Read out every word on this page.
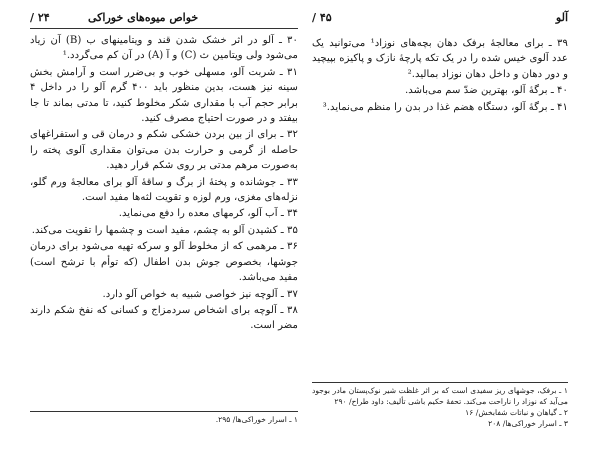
آلو
۴۵ /

۳۹ ـ برای معالجهٔ برفک دهان بچه‌های نوزاد¹ می‌توانید یک عدد آلوی خیس شده را در یک تکه پارچهٔ نازک و پاکیزه بپیچید و دور دهان و داخل دهان نوزاد بمالید.²

۴۰ ـ برگهٔ آلو، بهترین ضدّ سم می‌باشد.

۴۱ ـ برگهٔ آلو، دستگاه هضم غذا در بدن را منظم می‌نماید.³

۱ ـ برفک، جوشهای ریز سفیدی است که بر اثر غلظت شیر نوک‌پستان مادر بوجود می‌آید که نوزاد را ناراحت می‌کند. تحفهٔ حکیم باشی تألیف: داود طراح/ ۲۹۰

۲ ـ گیاهان و نباتات شفابخش/ ۱۶

۳ ـ اسرار خوراکی‌ها/ ۲۰۸

خواص میوه‌های خوراکی
۲۴ /

۳۰ ـ آلو در اثر خشک شدن قند و ویتامینهای ب (B) آن زیاد می‌شود ولی ویتامین ث (C) و آ (A) در آن کم می‌گردد.¹

۳۱ ـ شربت آلو، مسهلی خوب و بی‌ضرر است و آرامش بخش سینه نیز هست، بدین منظور باید ۴۰۰ گرم آلو را در داخل ۴ برابر حجم آب با مقداری شکر مخلوط کنید، تا مدتی بماند تا جا بیفتد و در صورت احتیاج مصرف کنید.

۳۲ ـ برای از بین بردن خشکی شکم و درمان قی و استفراغهای حاصله از گرمی و حرارت بدن می‌توان مقداری آلوی پخته را به‌صورت مرهم مدتی بر روی شکم قرار دهید.

۳۳ ـ جوشانده و پختهٔ از برگ و ساقهٔ آلو برای معالجهٔ ورم گلو، نزله‌های مغزی، ورم لوزه و تقویت لثه‌ها مفید است.

۳۴ ـ آب آلو، کرمهای معده را دفع می‌نماید.

۳۵ ـ کشیدن آلو به چشم، مفید است و چشمها را تقویت می‌کند.

۳۶ ـ مرهمی که از مخلوط آلو و سرکه تهیه می‌شود برای درمان جوشها، بخصوص جوش بدن اطفال (که توأم با ترشح است) مفید می‌باشد.

۳۷ ـ آلوچه نیز خواصی شبیه به خواص آلو دارد.

۳۸ ـ آلوچه برای اشخاص سردمزاج و کسانی که نفخ شکم دارند مضر است.

۱ ـ اسرار خوراکی‌ها/ ۲۹۵.
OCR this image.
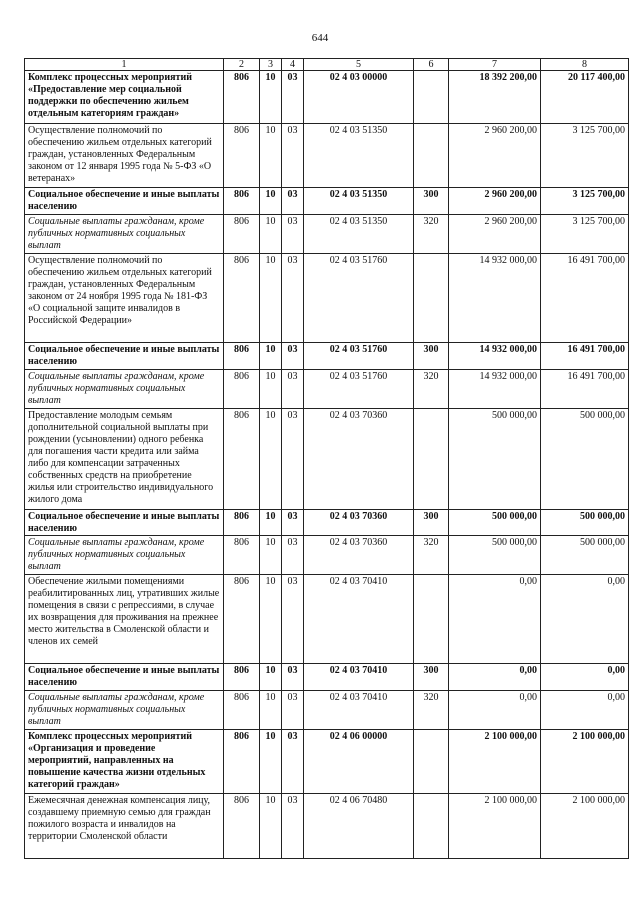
644
1	2	3	4	5	6	7	8
Комплекс процессных мероприятий «Предоставление мер социальной поддержки по обеспечению жильем отдельным категориям граждан»	806	10	03	02 4 03 00000		18 392 200,00	20 117 400,00
Осуществление полномочий по обеспечению жильем отдельных категорий граждан, установленных Федеральным законом от 12 января 1995 года № 5-ФЗ «О ветеранах»	806	10	03	02 4 03 51350		2 960 200,00	3 125 700,00
Социальное обеспечение и иные выплаты населению	806	10	03	02 4 03 51350	300	2 960 200,00	3 125 700,00
Социальные выплаты гражданам, кроме публичных нормативных социальных выплат	806	10	03	02 4 03 51350	320	2 960 200,00	3 125 700,00
Осуществление полномочий по обеспечению жильем отдельных категорий граждан, установленных Федеральным законом от 24 ноября 1995 года № 181-ФЗ «О социальной защите инвалидов в Российской Федерации»	806	10	03	02 4 03 51760		14 932 000,00	16 491 700,00
Социальное обеспечение и иные выплаты населению	806	10	03	02 4 03 51760	300	14 932 000,00	16 491 700,00
Социальные выплаты гражданам, кроме публичных нормативных социальных выплат	806	10	03	02 4 03 51760	320	14 932 000,00	16 491 700,00
Предоставление молодым семьям дополнительной социальной выплаты при рождении (усыновлении) одного ребенка для погашения части кредита или займа либо для компенсации затраченных собственных средств на приобретение жилья или строительство индивидуального жилого дома	806	10	03	02 4 03 70360		500 000,00	500 000,00
Социальное обеспечение и иные выплаты населению	806	10	03	02 4 03 70360	300	500 000,00	500 000,00
Социальные выплаты гражданам, кроме публичных нормативных социальных выплат	806	10	03	02 4 03 70360	320	500 000,00	500 000,00
Обеспечение жилыми помещениями реабилитированных лиц, утративших жилые помещения в связи с репрессиями, в случае их возвращения для проживания на прежнее место жительства в Смоленской области и членов их семей	806	10	03	02 4 03 70410		0,00	0,00
Социальное обеспечение и иные выплаты населению	806	10	03	02 4 03 70410	300	0,00	0,00
Социальные выплаты гражданам, кроме публичных нормативных социальных выплат	806	10	03	02 4 03 70410	320	0,00	0,00
Комплекс процессных мероприятий «Организация и проведение мероприятий, направленных на повышение качества жизни отдельных категорий граждан»	806	10	03	02 4 06 00000		2 100 000,00	2 100 000,00
Ежемесячная денежная компенсация лицу, создавшему приемную семью для граждан пожилого возраста и инвалидов на территории Смоленской области	806	10	03	02 4 06 70480		2 100 000,00	2 100 000,00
-------
List all lines above in which the string "Предоставление" appears.

Комплекс процессных мероприятий «Предоставление мер социальной поддержки по обеспечению жильем отдельным категориям граждан»	806	10	03	02 4 03 00000		18 392 200,00	20 117 400,00
Предоставление молодым семьям дополнительной социальной выплаты при рождении (усыновлении) одного ребенка для погашения части кредита или займа либо для компенсации затраченных собственных средств на приобретение жилья или строительство индивидуального жилого дома	806	10	03	02 4 03 70360		500 000,00	500 000,00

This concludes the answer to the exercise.